**Stated exercise:** Transcribe each line of the material as it is, and drop any picture.

**Data to use:**
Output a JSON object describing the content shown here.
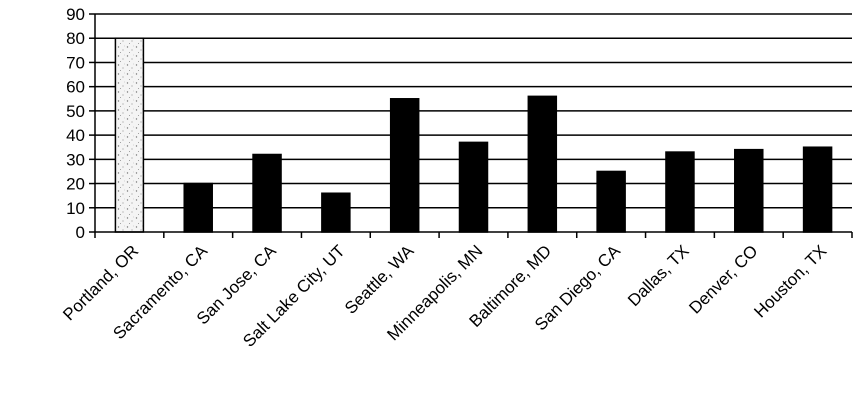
{
  "chart_data": {
    "type": "bar",
    "title": "",
    "xlabel": "",
    "ylabel": "",
    "categories": [
      "Portland, OR",
      "Sacramento, CA",
      "San Jose, CA",
      "Salt Lake City, UT",
      "Seattle, WA",
      "Minneapolis, MN",
      "Baltimore, MD",
      "San Diego, CA",
      "Dallas, TX",
      "Denver, CO",
      "Houston, TX"
    ],
    "values": [
      80,
      20,
      32,
      16,
      55,
      37,
      56,
      25,
      33,
      34,
      35
    ],
    "ylim": [
      0,
      90
    ],
    "yticks": [
      0,
      10,
      20,
      30,
      40,
      50,
      60,
      70,
      80,
      90
    ],
    "grid": true,
    "legend": "none",
    "colors": {
      "bar": "#000000",
      "highlight_bar": "#f2f2f2",
      "highlight_category": "Portland, OR"
    }
  }
}
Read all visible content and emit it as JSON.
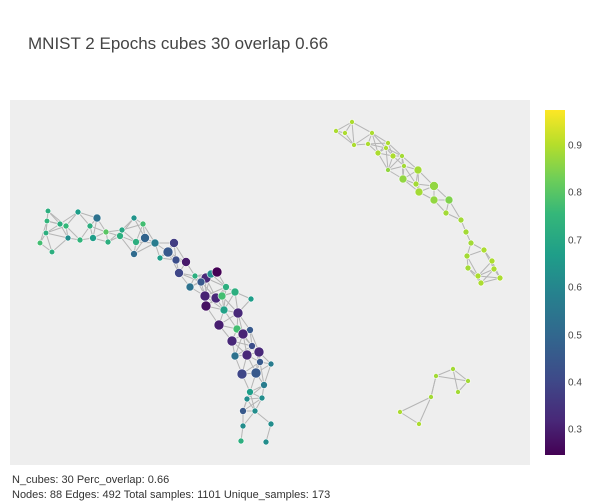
{
  "title": "MNIST 2 Epochs cubes 30 overlap 0.66",
  "colorbar": {
    "ticks": [
      "0.9",
      "0.8",
      "0.7",
      "0.6",
      "0.5",
      "0.4",
      "0.3"
    ],
    "colors": [
      "#440154",
      "#482878",
      "#3e4a89",
      "#31688e",
      "#26828e",
      "#1f9e89",
      "#35b779",
      "#6ece58",
      "#b5de2b",
      "#fde725"
    ],
    "range": [
      0.25,
      0.97
    ]
  },
  "footer": {
    "line1_label": "N_cubes:",
    "line1_value": " 30 ",
    "line1_label2": "Perc_overlap:",
    "line1_value2": " 0.66",
    "line2_label1": "Nodes:",
    "line2_value1": " 88 ",
    "line2_label2": "Edges:",
    "line2_value2": " 492 ",
    "line2_label3": "Total samples:",
    "line2_value3": " 1101 ",
    "line2_label4": "Unique_samples:",
    "line2_value4": " 173"
  },
  "colors": {
    "edge": "#b5b5b5",
    "plot_bg": "#eeeeee"
  }
}
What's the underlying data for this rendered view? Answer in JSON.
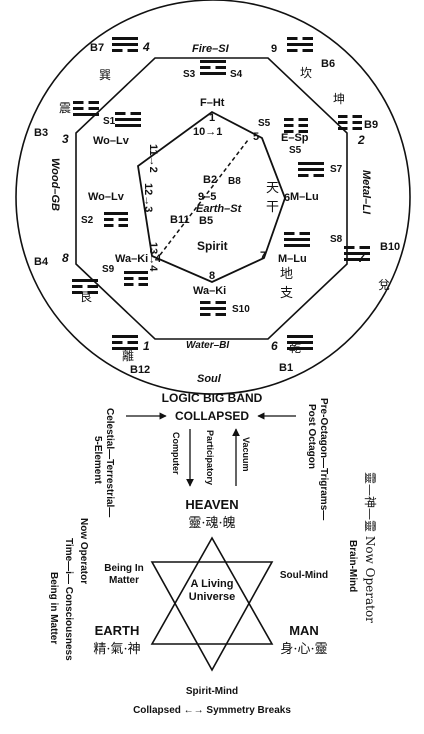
{
  "outer": {
    "top_left_trigram": "B7",
    "top_left_num": "4",
    "fire_label": "Fire–SI",
    "top_right_num": "9",
    "top_right_trigram": "B6",
    "left_upper_num": "3",
    "left_upper_trigram": "B3",
    "wood_label": "Wood–GB",
    "left_lower_trigram": "B4",
    "left_lower_num": "8",
    "right_upper_trigram": "B9",
    "right_upper_num": "2",
    "metal_label": "Metal–LI",
    "right_lower_trigram": "B10",
    "right_lower_num": "7",
    "water_label": "Water–BI",
    "bottom_left_num": "1",
    "bottom_left_trigram": "B12",
    "bottom_right_num": "6",
    "bottom_right_trigram": "B1",
    "soul_label": "Soul",
    "chars": {
      "xun": "巽",
      "kan": "坎",
      "zhen": "震",
      "kun": "坤",
      "gen": "艮",
      "dui": "兌",
      "li": "離",
      "qian": "乾"
    }
  },
  "octagon": {
    "s3": "S3",
    "s4": "S4",
    "fht": "F–Ht",
    "s1": "S1",
    "wolv_top": "Wo–Lv",
    "s5_top": "S5",
    "esp": "E–Sp",
    "s5_right": "S5",
    "s7": "S7",
    "mlu_top": "M–Lu",
    "s2": "S2",
    "wolv_mid": "Wo–Lv",
    "s8": "S8",
    "mlu_bottom": "M–Lu",
    "s9": "S9",
    "waki_left": "Wa–Ki",
    "s10": "S10",
    "waki_bottom": "Wa–Ki"
  },
  "inner": {
    "n1": "1",
    "n5": "5",
    "n6": "6",
    "n7": "7",
    "n8": "8",
    "n4": "4",
    "t10_1": "10→1",
    "t11_2": "11→2",
    "t12_3": "12→3",
    "t13_4": "13→4",
    "b2": "B2",
    "b8": "B8",
    "t9_5": "9–5",
    "earth_st": "Earth–St",
    "b11": "B11",
    "b5": "B5",
    "spirit": "Spirit",
    "tian": "天",
    "gan": "干",
    "di": "地",
    "zhi": "支"
  },
  "lower": {
    "logic_big_band": "LOGIC BIG BAND",
    "collapsed": "COLLAPSED",
    "left_vert": "Celestial—Terrestrial—",
    "left_vert2": "5-Element",
    "right_vert": "Pre-Octagon—Trigrams—",
    "right_vert2": "Post Octagon",
    "computer": "Computer",
    "participatory": "Participatory",
    "vacuum": "Vacuum",
    "heaven": "HEAVEN",
    "heaven_cn": "靈·魂·魄",
    "far_left1": "Now Operator",
    "far_left2": "Time—i— Consciousness",
    "far_left3": "Being in Matter",
    "far_right1": "靈—神—靈 Now Operator",
    "far_right2": "Brain-Mind",
    "being_in": "Being In",
    "matter": "Matter",
    "soul_mind": "Soul-Mind",
    "a_living": "A Living",
    "universe": "Universe",
    "earth": "EARTH",
    "earth_cn": "精·氣·神",
    "man": "MAN",
    "man_cn": "身·心·靈",
    "spirit_mind": "Spirit-Mind",
    "bottom_line": "Collapsed ←→ Symmetry Breaks"
  }
}
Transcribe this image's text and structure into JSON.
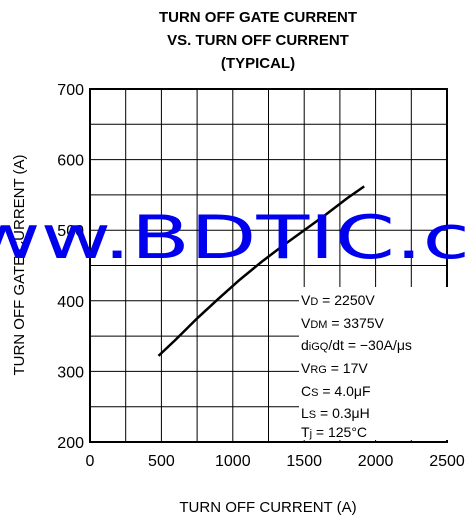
{
  "chart_data": {
    "type": "line",
    "title": [
      "TURN OFF GATE CURRENT",
      "VS. TURN OFF CURRENT",
      "(TYPICAL)"
    ],
    "xlabel": "TURN OFF CURRENT  (A)",
    "ylabel": "TURN OFF GATE CURRENT  (A)",
    "xlim": [
      0,
      2500
    ],
    "ylim": [
      200,
      700
    ],
    "xticks": [
      "0",
      "500",
      "1000",
      "1500",
      "2000",
      "2500"
    ],
    "yticks": [
      "200",
      "300",
      "400",
      "500",
      "600",
      "700"
    ],
    "grid": true,
    "series": [
      {
        "x": [
          480,
          600,
          750,
          900,
          1050,
          1200,
          1350,
          1500,
          1650,
          1800,
          1920
        ],
        "y": [
          322,
          345,
          375,
          403,
          430,
          455,
          478,
          500,
          522,
          545,
          562
        ]
      }
    ],
    "conditions": [
      "VD = 2250V",
      "VDM = 3375V",
      "diGQ/dt = −30A/µs",
      "VRG = 17V",
      "CS = 4.0µF",
      "LS = 0.3µH",
      "Tj = 125°C"
    ]
  },
  "watermark": "ww.BDTIC.c",
  "colors": {
    "watermark": "#0000ee",
    "line": "#000000"
  }
}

**Correct response:**
Output a JSON object describing the content shown here.
{
  "chart_data": {
    "type": "bar",
    "title": "",
    "xlabel": "",
    "ylabel": "",
    "categories": [
      "Portland, OR",
      "Sacramento, CA",
      "San Jose, CA",
      "Salt Lake City, UT",
      "Seattle, WA",
      "Minneapolis, MN",
      "Baltimore, MD",
      "San Diego, CA",
      "Dallas, TX",
      "Denver, CO",
      "Houston, TX"
    ],
    "values": [
      80,
      20,
      32,
      16,
      55,
      37,
      56,
      25,
      33,
      34,
      35
    ],
    "ylim": [
      0,
      90
    ],
    "yticks": [
      0,
      10,
      20,
      30,
      40,
      50,
      60,
      70,
      80,
      90
    ],
    "grid": true,
    "legend": "none",
    "colors": {
      "bar": "#000000",
      "highlight_bar": "#f2f2f2",
      "highlight_category": "Portland, OR"
    }
  }
}
Read all visible content and emit it as JSON.
{
  "title": "MNIST 2 Epochs cubes 30 overlap 0.66",
  "colorbar": {
    "ticks": [
      "0.9",
      "0.8",
      "0.7",
      "0.6",
      "0.5",
      "0.4",
      "0.3"
    ],
    "colors": [
      "#440154",
      "#482878",
      "#3e4a89",
      "#31688e",
      "#26828e",
      "#1f9e89",
      "#35b779",
      "#6ece58",
      "#b5de2b",
      "#fde725"
    ],
    "range": [
      0.25,
      0.97
    ]
  },
  "footer": {
    "line1_label": "N_cubes:",
    "line1_value": " 30 ",
    "line1_label2": "Perc_overlap:",
    "line1_value2": " 0.66",
    "line2_label1": "Nodes:",
    "line2_value1": " 88 ",
    "line2_label2": "Edges:",
    "line2_value2": " 492 ",
    "line2_label3": "Total samples:",
    "line2_value3": " 1101 ",
    "line2_label4": "Unique_samples:",
    "line2_value4": " 173"
  },
  "colors": {
    "edge": "#b5b5b5",
    "plot_bg": "#eeeeee"
  }
}
What's the underlying data for this rendered view? Answer in JSON.
{
  "outer": {
    "top_left_trigram": "B7",
    "top_left_num": "4",
    "fire_label": "Fire–SI",
    "top_right_num": "9",
    "top_right_trigram": "B6",
    "left_upper_num": "3",
    "left_upper_trigram": "B3",
    "wood_label": "Wood–GB",
    "left_lower_trigram": "B4",
    "left_lower_num": "8",
    "right_upper_trigram": "B9",
    "right_upper_num": "2",
    "metal_label": "Metal–LI",
    "right_lower_trigram": "B10",
    "right_lower_num": "7",
    "water_label": "Water–BI",
    "bottom_left_num": "1",
    "bottom_left_trigram": "B12",
    "bottom_right_num": "6",
    "bottom_right_trigram": "B1",
    "soul_label": "Soul",
    "chars": {
      "xun": "巽",
      "kan": "坎",
      "zhen": "震",
      "kun": "坤",
      "gen": "艮",
      "dui": "兌",
      "li": "離",
      "qian": "乾"
    }
  },
  "octagon": {
    "s3": "S3",
    "s4": "S4",
    "fht": "F–Ht",
    "s1": "S1",
    "wolv_top": "Wo–Lv",
    "s5_top": "S5",
    "esp": "E–Sp",
    "s5_right": "S5",
    "s7": "S7",
    "mlu_top": "M–Lu",
    "s2": "S2",
    "wolv_mid": "Wo–Lv",
    "s8": "S8",
    "mlu_bottom": "M–Lu",
    "s9": "S9",
    "waki_left": "Wa–Ki",
    "s10": "S10",
    "waki_bottom": "Wa–Ki"
  },
  "inner": {
    "n1": "1",
    "n5": "5",
    "n6": "6",
    "n7": "7",
    "n8": "8",
    "n4": "4",
    "t10_1": "10→1",
    "t11_2": "11→2",
    "t12_3": "12→3",
    "t13_4": "13→4",
    "b2": "B2",
    "b8": "B8",
    "t9_5": "9–5",
    "earth_st": "Earth–St",
    "b11": "B11",
    "b5": "B5",
    "spirit": "Spirit",
    "tian": "天",
    "gan": "干",
    "di": "地",
    "zhi": "支"
  },
  "lower": {
    "logic_big_band": "LOGIC BIG BAND",
    "collapsed": "COLLAPSED",
    "left_vert": "Celestial—Terrestrial—",
    "left_vert2": "5-Element",
    "right_vert": "Pre-Octagon—Trigrams—",
    "right_vert2": "Post Octagon",
    "computer": "Computer",
    "participatory": "Participatory",
    "vacuum": "Vacuum",
    "heaven": "HEAVEN",
    "heaven_cn": "靈·魂·魄",
    "far_left1": "Now Operator",
    "far_left2": "Time—i— Consciousness",
    "far_left3": "Being in Matter",
    "far_right1": "靈—神—靈 Now Operator",
    "far_right2": "Brain-Mind",
    "being_in": "Being In",
    "matter": "Matter",
    "soul_mind": "Soul-Mind",
    "a_living": "A Living",
    "universe": "Universe",
    "earth": "EARTH",
    "earth_cn": "精·氣·神",
    "man": "MAN",
    "man_cn": "身·心·靈",
    "spirit_mind": "Spirit-Mind",
    "bottom_line": "Collapsed ←→ Symmetry Breaks"
  }
}
Transcribe this image's text and structure into JSON.
{
  "chart_data": {
    "type": "line",
    "title": [
      "TURN OFF GATE CURRENT",
      "VS. TURN OFF CURRENT",
      "(TYPICAL)"
    ],
    "xlabel": "TURN OFF CURRENT  (A)",
    "ylabel": "TURN OFF GATE CURRENT  (A)",
    "xlim": [
      0,
      2500
    ],
    "ylim": [
      200,
      700
    ],
    "xticks": [
      "0",
      "500",
      "1000",
      "1500",
      "2000",
      "2500"
    ],
    "yticks": [
      "200",
      "300",
      "400",
      "500",
      "600",
      "700"
    ],
    "grid": true,
    "series": [
      {
        "x": [
          480,
          600,
          750,
          900,
          1050,
          1200,
          1350,
          1500,
          1650,
          1800,
          1920
        ],
        "y": [
          322,
          345,
          375,
          403,
          430,
          455,
          478,
          500,
          522,
          545,
          562
        ]
      }
    ],
    "conditions": [
      "VD = 2250V",
      "VDM = 3375V",
      "diGQ/dt = −30A/µs",
      "VRG = 17V",
      "CS = 4.0µF",
      "LS = 0.3µH",
      "Tj = 125°C"
    ]
  },
  "watermark": "ww.BDTIC.c",
  "colors": {
    "watermark": "#0000ee",
    "line": "#000000"
  }
}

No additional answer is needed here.